** BEGIN AVAILABLE DATA **
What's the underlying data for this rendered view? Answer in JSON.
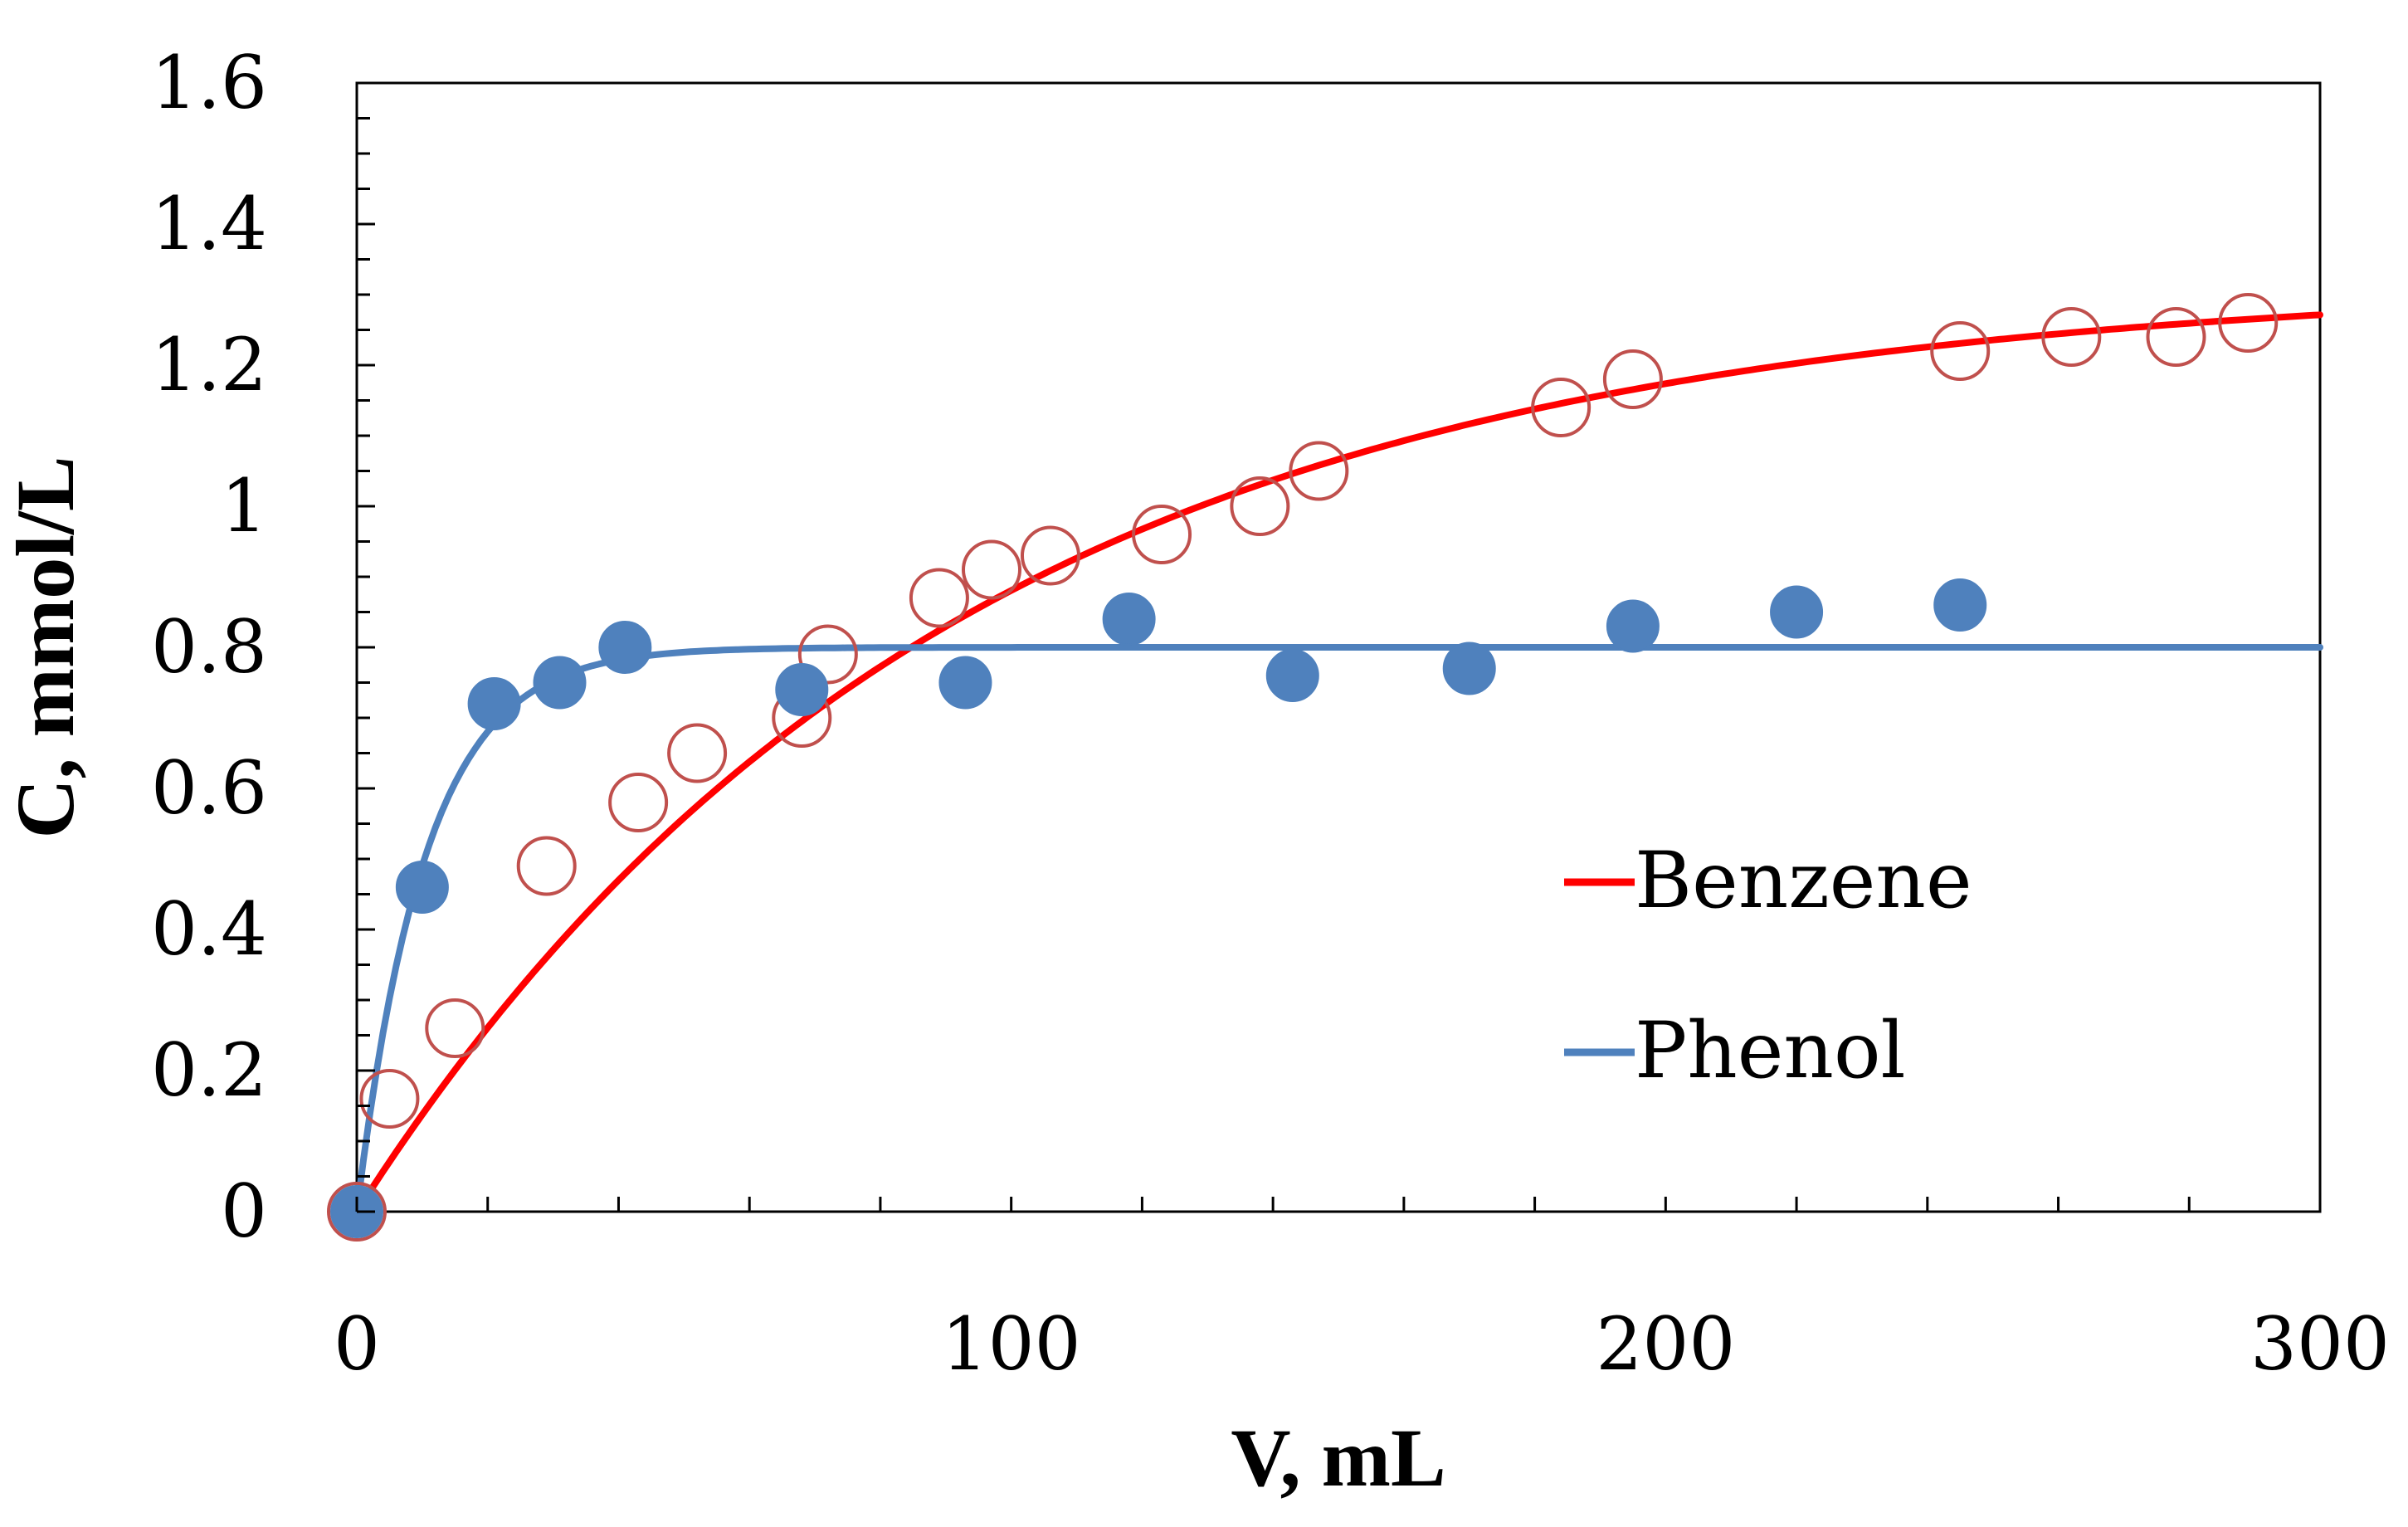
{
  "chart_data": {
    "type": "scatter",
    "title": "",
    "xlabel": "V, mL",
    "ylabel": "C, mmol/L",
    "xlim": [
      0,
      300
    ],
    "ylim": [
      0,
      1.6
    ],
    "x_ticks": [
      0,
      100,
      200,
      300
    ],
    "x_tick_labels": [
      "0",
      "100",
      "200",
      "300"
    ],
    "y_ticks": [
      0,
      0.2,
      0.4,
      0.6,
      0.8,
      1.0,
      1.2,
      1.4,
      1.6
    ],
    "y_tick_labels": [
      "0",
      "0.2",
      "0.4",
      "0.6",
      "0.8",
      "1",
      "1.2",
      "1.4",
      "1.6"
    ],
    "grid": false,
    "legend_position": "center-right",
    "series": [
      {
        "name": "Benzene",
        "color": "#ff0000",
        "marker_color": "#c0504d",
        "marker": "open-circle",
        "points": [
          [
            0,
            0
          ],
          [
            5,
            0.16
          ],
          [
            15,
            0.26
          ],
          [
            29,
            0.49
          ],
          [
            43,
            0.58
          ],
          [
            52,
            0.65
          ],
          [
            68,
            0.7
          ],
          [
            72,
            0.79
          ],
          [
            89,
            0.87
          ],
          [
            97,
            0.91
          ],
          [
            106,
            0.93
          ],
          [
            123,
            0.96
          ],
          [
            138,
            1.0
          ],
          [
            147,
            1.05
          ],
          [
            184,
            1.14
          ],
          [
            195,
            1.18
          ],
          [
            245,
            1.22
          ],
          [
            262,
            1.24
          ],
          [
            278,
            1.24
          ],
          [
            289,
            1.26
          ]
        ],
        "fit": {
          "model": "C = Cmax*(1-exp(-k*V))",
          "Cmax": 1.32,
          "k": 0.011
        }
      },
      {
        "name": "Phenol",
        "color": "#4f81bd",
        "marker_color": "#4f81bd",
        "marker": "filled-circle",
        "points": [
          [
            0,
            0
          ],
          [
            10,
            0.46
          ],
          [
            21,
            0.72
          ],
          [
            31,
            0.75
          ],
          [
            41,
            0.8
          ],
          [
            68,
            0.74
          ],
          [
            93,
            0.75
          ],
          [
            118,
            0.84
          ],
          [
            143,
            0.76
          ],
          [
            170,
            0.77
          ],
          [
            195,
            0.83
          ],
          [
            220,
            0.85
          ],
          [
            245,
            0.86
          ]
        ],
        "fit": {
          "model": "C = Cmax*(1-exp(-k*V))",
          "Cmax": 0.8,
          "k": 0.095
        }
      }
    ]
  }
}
** END AVAILABLE DATA **
** BEGIN AVAILABLE DATA **
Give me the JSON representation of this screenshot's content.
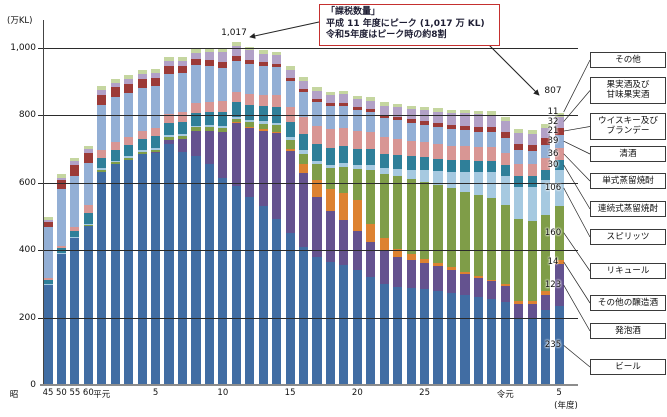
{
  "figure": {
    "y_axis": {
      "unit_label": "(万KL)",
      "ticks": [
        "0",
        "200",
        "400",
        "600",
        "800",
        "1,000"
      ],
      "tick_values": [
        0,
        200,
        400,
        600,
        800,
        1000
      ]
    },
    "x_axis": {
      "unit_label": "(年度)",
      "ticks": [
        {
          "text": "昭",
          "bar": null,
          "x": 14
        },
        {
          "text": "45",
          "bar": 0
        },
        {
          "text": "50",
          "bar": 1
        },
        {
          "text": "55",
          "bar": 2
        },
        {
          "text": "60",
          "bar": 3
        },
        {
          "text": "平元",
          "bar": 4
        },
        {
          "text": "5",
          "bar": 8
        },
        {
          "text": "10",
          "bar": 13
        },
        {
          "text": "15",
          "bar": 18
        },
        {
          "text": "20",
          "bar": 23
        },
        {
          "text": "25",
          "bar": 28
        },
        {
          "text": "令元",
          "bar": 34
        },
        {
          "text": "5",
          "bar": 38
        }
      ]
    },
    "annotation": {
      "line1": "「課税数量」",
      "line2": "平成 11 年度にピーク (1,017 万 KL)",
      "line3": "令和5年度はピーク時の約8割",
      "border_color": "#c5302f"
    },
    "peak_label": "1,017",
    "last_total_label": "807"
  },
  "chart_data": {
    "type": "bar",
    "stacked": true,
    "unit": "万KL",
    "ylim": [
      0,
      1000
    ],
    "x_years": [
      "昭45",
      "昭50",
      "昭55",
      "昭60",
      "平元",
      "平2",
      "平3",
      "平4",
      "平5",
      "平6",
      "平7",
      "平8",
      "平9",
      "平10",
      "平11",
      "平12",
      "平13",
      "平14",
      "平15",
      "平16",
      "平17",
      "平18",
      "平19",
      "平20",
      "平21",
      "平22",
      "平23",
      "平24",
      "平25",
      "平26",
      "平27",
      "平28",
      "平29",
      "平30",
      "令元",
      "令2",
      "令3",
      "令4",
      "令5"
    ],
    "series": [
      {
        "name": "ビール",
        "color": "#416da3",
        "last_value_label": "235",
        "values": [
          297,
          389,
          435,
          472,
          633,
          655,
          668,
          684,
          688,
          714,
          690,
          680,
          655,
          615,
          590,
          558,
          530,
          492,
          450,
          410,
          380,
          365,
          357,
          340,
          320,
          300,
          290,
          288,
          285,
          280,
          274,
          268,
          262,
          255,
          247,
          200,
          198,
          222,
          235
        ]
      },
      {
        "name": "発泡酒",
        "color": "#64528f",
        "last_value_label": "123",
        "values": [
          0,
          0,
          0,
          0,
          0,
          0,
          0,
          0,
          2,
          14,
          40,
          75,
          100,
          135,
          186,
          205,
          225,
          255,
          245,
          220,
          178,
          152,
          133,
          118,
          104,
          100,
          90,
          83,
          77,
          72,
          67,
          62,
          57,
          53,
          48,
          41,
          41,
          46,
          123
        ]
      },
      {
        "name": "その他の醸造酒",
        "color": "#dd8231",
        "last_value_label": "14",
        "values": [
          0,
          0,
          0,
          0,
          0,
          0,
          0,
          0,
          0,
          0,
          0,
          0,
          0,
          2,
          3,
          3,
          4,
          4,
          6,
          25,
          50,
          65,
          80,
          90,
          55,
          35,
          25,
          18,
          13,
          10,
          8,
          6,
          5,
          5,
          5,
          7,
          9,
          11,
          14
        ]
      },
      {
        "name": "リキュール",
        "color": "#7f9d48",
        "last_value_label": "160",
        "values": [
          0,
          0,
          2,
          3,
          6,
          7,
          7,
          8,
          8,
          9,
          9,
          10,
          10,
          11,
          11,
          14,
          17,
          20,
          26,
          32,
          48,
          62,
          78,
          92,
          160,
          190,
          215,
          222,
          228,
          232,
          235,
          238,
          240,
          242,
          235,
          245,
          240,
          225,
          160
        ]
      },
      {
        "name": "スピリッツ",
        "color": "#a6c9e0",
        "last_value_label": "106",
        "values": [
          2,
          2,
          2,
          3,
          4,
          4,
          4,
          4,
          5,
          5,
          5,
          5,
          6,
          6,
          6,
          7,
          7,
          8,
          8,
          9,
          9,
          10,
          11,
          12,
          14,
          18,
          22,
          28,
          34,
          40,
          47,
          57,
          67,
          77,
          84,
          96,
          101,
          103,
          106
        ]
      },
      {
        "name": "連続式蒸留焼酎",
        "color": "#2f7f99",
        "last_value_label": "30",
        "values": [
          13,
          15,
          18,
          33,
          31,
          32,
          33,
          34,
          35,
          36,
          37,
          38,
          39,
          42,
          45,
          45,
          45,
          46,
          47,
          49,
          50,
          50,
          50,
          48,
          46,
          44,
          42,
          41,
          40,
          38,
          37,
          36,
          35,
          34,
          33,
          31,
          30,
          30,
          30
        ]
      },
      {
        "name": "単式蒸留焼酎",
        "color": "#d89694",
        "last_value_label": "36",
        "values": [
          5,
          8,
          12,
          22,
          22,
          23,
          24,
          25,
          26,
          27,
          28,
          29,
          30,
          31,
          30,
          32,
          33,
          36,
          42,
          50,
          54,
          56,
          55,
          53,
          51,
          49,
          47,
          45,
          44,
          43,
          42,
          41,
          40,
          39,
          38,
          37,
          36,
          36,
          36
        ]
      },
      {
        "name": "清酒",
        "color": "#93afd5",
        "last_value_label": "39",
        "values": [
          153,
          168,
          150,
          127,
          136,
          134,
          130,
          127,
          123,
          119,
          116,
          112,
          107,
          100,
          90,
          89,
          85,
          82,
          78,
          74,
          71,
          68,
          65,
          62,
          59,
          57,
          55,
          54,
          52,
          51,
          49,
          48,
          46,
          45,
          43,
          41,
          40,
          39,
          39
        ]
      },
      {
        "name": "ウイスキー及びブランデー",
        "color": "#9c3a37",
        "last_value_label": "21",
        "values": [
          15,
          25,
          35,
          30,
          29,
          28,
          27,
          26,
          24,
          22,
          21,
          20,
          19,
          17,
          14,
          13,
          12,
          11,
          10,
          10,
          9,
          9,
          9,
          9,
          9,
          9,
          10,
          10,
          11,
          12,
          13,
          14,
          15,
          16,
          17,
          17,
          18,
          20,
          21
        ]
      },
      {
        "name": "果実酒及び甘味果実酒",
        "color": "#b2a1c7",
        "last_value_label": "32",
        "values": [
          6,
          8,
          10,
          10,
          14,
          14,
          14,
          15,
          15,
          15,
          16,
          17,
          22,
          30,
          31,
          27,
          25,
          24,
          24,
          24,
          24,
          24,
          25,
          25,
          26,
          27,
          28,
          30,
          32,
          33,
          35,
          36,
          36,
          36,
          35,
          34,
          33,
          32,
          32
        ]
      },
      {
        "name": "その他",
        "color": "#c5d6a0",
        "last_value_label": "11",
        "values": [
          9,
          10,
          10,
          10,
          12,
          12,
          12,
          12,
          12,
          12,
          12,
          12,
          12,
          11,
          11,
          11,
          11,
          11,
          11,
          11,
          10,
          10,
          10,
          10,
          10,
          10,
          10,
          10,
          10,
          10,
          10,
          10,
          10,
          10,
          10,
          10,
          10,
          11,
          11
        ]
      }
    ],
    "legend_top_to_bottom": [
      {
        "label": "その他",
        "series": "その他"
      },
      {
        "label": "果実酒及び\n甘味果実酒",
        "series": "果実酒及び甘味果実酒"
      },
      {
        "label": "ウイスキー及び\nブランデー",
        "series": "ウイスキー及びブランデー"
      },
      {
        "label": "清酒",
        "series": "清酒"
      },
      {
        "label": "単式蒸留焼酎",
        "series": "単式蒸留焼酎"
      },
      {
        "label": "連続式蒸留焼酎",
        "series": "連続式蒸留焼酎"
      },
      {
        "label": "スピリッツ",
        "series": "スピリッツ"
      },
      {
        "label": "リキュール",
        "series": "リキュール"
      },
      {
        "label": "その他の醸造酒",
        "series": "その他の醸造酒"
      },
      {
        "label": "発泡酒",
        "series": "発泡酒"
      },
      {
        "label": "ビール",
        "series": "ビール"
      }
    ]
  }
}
** END AVAILABLE DATA **
** BEGIN AVAILABLE DATA **
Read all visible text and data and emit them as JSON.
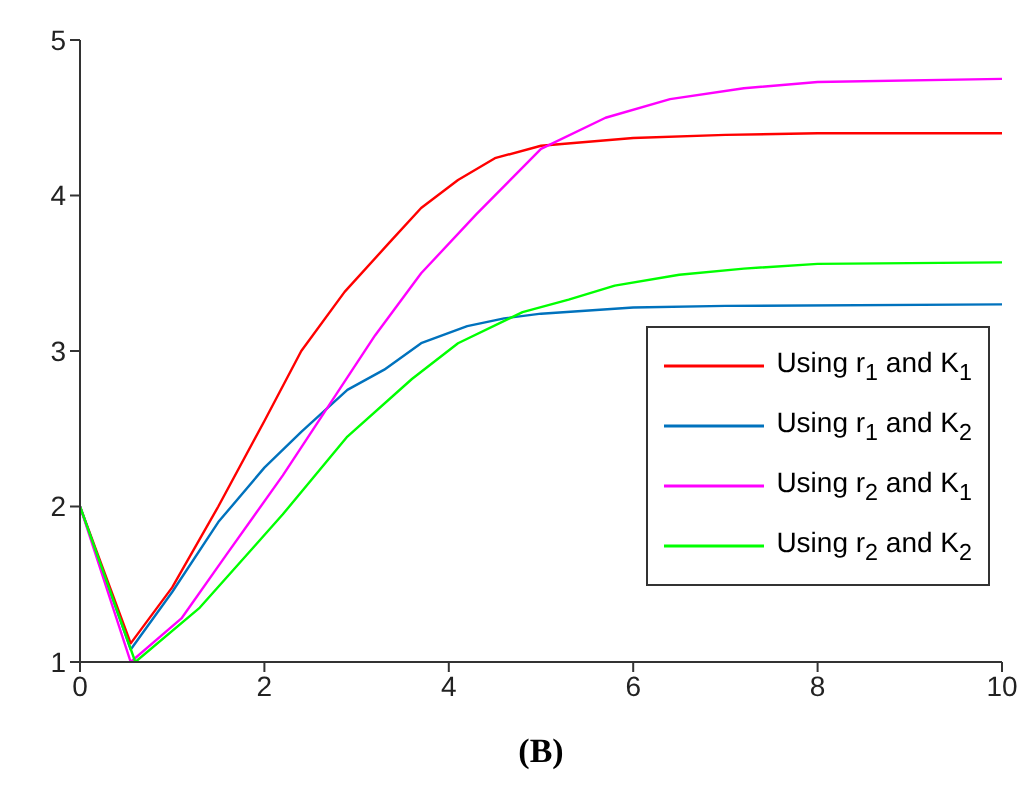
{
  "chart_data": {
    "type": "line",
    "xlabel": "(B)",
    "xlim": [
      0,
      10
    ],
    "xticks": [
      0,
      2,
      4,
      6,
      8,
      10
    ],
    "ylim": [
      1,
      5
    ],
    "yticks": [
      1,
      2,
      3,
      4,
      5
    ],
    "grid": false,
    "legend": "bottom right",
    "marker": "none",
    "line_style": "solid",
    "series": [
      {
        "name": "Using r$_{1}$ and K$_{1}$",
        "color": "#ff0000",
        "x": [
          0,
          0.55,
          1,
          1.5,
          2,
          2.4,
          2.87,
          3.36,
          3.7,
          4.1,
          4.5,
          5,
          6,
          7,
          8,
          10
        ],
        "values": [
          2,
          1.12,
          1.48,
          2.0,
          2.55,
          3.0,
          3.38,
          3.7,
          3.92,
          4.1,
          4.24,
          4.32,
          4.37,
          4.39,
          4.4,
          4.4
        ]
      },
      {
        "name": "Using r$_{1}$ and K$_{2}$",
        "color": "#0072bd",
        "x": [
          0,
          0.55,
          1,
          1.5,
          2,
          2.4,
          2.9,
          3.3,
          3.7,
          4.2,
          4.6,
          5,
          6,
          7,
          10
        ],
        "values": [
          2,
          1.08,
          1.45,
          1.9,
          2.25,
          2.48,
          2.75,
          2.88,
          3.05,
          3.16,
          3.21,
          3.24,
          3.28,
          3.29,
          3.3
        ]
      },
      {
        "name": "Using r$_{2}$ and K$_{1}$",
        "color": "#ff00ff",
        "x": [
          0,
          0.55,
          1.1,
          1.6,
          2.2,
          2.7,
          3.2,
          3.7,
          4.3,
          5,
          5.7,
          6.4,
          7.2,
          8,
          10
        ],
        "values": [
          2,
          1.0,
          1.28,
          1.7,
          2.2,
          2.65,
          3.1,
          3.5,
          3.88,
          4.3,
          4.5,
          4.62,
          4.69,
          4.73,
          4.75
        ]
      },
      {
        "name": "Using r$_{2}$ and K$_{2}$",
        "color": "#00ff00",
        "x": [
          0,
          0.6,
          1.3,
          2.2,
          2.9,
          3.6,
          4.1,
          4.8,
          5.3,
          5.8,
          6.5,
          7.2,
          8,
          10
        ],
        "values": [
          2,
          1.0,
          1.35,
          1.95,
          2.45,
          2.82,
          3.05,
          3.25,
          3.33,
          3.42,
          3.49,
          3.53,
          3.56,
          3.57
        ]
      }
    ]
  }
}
** END AVAILABLE DATA **
* **TASK TO COMPLETE**
Return, from the data, each line that has the word "ウイスキー及びブランデー" in it.

* **EXERCISE ANSWER**
        "name": "ウイスキー及びブランデー",
        "series": "ウイスキー及びブランデー"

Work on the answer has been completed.